== Written problem ==
Report only the number of lines in the records that contain the word "watermark".
----- Extracted material -----
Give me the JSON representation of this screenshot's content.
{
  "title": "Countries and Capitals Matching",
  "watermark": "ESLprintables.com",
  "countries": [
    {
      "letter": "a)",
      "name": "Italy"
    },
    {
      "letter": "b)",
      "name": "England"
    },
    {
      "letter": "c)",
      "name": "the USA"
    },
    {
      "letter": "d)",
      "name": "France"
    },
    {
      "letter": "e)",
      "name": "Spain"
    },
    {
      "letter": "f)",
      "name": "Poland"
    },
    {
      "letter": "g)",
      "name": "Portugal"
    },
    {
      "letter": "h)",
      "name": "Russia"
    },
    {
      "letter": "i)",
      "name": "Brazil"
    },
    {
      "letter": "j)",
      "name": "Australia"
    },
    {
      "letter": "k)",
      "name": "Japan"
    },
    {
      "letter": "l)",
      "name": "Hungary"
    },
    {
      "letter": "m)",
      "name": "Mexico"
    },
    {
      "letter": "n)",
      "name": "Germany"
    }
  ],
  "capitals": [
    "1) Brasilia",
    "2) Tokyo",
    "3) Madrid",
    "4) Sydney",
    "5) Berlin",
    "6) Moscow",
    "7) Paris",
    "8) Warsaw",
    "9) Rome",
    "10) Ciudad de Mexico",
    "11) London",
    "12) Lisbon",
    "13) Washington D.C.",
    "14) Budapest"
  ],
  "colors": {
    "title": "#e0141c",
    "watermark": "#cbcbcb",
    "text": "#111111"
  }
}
-----
== Reply to the exercise ==
2